INSTRUCTIONS FOR THE TASK: Set out the lines from the start of the records through the line holding "network-name: Bodega-5G: [536, 468, 606, 483]", inclusive, as a numbered list with blank lines left out.

|---|

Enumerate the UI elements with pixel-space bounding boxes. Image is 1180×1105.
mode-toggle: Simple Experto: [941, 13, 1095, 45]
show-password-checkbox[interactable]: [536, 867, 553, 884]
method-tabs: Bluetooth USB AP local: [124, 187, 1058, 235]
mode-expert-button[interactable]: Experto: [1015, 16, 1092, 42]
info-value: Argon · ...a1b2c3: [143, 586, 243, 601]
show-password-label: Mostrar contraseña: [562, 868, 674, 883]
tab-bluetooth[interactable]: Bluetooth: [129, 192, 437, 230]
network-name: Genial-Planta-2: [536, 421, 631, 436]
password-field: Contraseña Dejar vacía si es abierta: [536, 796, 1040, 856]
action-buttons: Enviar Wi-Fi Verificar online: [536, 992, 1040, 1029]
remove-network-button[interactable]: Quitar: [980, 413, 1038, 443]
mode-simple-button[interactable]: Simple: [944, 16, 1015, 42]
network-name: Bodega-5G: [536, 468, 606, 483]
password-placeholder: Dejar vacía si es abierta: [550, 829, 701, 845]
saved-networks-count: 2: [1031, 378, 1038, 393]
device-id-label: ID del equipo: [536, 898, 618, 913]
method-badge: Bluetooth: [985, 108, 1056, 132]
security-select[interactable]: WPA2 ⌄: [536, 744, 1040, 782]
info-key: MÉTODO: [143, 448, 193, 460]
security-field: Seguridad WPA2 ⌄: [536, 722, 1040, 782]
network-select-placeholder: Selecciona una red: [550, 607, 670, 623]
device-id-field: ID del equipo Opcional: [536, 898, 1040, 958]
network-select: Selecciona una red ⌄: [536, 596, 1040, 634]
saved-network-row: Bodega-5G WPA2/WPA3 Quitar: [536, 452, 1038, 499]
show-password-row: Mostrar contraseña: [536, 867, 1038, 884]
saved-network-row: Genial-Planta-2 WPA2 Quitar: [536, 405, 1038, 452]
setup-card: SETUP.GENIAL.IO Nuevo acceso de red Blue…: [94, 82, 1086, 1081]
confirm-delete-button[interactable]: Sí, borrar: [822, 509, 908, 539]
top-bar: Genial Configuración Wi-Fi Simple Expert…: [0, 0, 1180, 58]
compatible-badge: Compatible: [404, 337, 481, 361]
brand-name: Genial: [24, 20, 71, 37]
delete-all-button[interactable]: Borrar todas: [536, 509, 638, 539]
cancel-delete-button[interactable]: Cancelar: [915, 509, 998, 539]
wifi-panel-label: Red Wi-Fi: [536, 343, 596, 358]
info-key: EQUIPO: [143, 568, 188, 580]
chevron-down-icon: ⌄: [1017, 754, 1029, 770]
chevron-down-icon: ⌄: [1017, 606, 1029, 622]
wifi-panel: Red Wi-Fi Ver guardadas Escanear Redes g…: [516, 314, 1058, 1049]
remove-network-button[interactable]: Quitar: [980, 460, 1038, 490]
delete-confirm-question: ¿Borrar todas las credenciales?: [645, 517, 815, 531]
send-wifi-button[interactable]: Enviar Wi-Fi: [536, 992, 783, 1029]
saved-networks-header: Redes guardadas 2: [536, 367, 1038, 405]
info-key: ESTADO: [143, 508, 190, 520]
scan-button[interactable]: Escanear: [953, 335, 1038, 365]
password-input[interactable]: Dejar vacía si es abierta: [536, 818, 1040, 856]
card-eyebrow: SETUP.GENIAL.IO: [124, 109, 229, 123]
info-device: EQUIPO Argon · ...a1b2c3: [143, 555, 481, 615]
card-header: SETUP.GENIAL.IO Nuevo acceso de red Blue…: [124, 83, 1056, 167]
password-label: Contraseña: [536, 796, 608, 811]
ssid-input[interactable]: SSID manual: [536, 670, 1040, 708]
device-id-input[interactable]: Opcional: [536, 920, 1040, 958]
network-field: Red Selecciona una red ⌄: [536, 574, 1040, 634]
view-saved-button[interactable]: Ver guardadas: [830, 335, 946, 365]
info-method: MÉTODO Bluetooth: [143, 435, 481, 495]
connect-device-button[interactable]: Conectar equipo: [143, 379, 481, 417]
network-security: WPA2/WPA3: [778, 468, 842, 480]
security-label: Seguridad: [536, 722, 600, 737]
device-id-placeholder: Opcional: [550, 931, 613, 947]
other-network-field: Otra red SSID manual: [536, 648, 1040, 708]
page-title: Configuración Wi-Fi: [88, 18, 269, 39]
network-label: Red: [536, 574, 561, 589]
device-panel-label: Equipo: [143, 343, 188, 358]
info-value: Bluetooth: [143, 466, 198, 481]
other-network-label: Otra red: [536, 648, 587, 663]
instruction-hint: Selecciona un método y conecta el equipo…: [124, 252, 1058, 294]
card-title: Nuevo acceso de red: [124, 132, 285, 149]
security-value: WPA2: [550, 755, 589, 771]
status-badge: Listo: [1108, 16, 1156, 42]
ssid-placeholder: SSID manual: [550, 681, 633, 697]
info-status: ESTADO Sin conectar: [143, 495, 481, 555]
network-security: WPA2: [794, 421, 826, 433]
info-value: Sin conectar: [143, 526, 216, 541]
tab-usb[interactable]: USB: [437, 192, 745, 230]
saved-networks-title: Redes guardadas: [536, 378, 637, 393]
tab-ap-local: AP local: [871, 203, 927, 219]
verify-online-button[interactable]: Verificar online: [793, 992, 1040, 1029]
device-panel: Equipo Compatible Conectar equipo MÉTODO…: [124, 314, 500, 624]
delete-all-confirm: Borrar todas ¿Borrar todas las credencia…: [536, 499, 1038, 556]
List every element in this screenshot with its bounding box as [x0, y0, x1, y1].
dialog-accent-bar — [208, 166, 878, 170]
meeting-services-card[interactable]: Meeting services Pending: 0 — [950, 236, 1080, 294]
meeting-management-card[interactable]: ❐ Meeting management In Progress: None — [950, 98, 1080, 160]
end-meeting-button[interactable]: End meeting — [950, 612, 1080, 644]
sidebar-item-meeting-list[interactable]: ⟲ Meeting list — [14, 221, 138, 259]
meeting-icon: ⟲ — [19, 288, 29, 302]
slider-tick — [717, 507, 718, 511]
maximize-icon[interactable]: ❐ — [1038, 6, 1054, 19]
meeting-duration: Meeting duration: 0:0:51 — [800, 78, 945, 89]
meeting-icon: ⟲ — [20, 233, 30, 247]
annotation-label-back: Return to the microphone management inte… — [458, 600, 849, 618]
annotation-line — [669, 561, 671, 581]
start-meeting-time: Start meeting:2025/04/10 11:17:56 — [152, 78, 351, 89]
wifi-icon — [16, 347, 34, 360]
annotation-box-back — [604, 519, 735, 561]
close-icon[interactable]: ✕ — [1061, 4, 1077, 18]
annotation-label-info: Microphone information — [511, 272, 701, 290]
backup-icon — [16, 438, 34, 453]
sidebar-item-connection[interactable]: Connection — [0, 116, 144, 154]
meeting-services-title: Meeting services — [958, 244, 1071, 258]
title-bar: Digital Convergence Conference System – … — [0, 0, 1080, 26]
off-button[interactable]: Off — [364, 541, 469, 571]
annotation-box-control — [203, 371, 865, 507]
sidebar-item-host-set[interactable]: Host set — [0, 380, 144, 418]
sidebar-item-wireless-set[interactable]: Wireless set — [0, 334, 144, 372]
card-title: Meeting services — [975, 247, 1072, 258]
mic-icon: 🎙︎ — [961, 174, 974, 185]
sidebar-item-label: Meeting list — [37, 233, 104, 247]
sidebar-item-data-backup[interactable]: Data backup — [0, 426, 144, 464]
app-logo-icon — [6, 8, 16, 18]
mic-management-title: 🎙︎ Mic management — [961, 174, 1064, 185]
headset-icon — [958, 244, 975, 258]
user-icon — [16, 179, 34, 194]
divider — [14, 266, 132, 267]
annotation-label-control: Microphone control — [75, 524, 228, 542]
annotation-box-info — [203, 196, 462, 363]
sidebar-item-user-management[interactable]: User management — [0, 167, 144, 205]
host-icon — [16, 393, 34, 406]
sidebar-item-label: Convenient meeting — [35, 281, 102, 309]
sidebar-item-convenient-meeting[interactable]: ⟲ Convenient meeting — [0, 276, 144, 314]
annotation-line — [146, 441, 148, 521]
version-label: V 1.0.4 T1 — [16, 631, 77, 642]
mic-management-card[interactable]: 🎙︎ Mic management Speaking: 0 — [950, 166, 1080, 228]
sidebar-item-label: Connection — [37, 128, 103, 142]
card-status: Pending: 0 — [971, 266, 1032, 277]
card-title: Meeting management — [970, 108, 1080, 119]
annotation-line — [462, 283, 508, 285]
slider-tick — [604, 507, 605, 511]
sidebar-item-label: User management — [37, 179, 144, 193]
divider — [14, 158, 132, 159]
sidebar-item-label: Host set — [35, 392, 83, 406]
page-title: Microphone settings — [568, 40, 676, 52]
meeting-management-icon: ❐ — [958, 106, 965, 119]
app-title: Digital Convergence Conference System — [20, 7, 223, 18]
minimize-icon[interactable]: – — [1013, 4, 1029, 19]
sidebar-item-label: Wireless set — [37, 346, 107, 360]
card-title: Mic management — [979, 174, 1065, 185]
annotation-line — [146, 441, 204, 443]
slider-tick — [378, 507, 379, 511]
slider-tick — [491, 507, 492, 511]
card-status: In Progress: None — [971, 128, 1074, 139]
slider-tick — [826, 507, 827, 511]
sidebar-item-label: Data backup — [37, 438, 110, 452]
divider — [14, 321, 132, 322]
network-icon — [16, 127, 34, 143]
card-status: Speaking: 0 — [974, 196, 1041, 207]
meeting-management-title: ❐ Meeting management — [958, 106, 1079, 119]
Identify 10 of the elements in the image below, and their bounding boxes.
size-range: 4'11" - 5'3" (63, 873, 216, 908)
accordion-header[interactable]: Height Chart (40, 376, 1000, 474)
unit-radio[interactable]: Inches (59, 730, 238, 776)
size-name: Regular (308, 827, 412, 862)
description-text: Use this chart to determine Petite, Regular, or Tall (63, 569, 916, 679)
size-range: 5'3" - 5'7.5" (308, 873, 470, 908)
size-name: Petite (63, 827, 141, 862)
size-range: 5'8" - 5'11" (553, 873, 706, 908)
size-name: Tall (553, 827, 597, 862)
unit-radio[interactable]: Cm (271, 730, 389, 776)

|---|

EXERCISE RESULT:
1. Enumerate the UI elements with pixel-space bounding boxes. Image is 1180×1105.
2. mode-toggle: Simple Experto: [941, 13, 1095, 45]
3. show-password-checkbox[interactable]: [536, 867, 553, 884]
4. method-tabs: Bluetooth USB AP local: [124, 187, 1058, 235]
5. mode-expert-button[interactable]: Experto: [1015, 16, 1092, 42]
6. info-value: Argon · ...a1b2c3: [143, 586, 243, 601]
7. show-password-label: Mostrar contraseña: [562, 868, 674, 883]
8. tab-bluetooth[interactable]: Bluetooth: [129, 192, 437, 230]
9. network-name: Genial-Planta-2: [536, 421, 631, 436]
10. password-field: Contraseña Dejar vacía si es abierta: [536, 796, 1040, 856]
11. action-buttons: Enviar Wi-Fi Verificar online: [536, 992, 1040, 1029]
12. remove-network-button[interactable]: Quitar: [980, 413, 1038, 443]
13. mode-simple-button[interactable]: Simple: [944, 16, 1015, 42]
14. network-name: Bodega-5G: [536, 468, 606, 483]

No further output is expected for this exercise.